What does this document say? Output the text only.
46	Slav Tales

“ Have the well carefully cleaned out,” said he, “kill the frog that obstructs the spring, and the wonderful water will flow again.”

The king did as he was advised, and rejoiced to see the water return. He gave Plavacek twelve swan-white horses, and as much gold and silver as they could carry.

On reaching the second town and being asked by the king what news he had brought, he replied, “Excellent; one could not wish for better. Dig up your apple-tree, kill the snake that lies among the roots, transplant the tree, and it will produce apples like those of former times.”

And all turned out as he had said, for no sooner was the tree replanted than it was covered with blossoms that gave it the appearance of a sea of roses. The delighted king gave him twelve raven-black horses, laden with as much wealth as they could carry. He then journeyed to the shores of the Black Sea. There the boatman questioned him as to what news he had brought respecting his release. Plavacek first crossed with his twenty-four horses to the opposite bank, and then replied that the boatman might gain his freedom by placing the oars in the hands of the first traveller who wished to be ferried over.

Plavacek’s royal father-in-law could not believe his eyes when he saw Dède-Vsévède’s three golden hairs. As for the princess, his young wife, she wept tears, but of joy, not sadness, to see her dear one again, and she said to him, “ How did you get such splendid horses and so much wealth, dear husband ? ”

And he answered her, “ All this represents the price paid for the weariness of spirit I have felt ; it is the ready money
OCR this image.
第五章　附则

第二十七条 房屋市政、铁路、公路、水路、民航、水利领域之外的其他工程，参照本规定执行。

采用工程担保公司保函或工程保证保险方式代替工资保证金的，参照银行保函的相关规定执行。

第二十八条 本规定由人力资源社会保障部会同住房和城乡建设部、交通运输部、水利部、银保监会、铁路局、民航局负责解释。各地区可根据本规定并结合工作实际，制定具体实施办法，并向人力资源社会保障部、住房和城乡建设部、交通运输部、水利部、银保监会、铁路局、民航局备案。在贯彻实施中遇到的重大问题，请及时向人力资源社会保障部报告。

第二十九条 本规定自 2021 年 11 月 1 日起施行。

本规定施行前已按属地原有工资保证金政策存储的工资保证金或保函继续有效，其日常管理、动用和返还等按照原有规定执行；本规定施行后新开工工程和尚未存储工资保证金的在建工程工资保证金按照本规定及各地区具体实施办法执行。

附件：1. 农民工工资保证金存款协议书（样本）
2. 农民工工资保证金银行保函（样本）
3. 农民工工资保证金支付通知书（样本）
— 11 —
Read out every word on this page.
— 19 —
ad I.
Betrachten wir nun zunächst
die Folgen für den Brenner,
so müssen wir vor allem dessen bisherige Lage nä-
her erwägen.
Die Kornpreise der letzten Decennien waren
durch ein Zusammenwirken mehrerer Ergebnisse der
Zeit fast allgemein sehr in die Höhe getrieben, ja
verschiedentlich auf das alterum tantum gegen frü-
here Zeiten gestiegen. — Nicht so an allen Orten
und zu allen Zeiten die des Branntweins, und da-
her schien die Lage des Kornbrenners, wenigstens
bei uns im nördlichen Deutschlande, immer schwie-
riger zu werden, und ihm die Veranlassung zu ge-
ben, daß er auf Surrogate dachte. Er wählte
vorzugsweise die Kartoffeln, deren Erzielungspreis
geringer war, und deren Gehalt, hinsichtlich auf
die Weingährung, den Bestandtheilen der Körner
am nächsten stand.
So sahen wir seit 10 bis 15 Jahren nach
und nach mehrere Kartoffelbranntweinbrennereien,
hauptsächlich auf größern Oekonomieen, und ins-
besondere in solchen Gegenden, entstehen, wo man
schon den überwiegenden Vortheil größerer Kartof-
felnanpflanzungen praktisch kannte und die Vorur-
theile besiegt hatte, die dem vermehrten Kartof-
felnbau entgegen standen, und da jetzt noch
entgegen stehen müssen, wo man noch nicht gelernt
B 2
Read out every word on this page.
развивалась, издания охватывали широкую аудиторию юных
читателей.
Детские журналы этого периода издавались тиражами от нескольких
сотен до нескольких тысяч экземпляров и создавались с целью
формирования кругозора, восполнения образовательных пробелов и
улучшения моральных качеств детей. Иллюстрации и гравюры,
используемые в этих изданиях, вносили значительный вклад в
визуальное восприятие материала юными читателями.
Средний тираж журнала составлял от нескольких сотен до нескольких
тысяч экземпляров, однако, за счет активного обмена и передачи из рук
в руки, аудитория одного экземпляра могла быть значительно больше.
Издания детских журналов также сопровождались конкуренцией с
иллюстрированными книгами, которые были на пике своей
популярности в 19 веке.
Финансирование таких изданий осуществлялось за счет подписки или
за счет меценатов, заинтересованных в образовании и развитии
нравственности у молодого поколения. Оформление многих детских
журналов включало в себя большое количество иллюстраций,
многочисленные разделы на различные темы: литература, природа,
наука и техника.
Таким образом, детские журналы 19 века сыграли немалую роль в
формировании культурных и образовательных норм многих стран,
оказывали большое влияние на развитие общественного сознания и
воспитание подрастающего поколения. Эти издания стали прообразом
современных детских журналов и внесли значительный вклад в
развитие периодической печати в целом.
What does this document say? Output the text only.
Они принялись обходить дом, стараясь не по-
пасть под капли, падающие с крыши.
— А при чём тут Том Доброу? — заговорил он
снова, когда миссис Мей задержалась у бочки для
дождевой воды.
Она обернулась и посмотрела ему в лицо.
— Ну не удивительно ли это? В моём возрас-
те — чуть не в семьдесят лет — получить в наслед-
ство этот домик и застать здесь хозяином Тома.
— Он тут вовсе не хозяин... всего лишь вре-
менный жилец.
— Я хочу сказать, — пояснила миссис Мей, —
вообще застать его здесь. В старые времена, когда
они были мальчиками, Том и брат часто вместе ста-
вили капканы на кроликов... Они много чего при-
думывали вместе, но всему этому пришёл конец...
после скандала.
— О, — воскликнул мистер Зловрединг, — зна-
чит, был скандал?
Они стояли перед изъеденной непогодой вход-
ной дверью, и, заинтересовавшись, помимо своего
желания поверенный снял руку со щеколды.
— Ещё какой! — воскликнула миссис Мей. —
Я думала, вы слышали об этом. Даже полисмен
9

#### WHAT NEEDS TO BE DONE
Go through the entries above and count the lines containing the word "nach"; give only that count.

#### THE COMPLETED TASK
2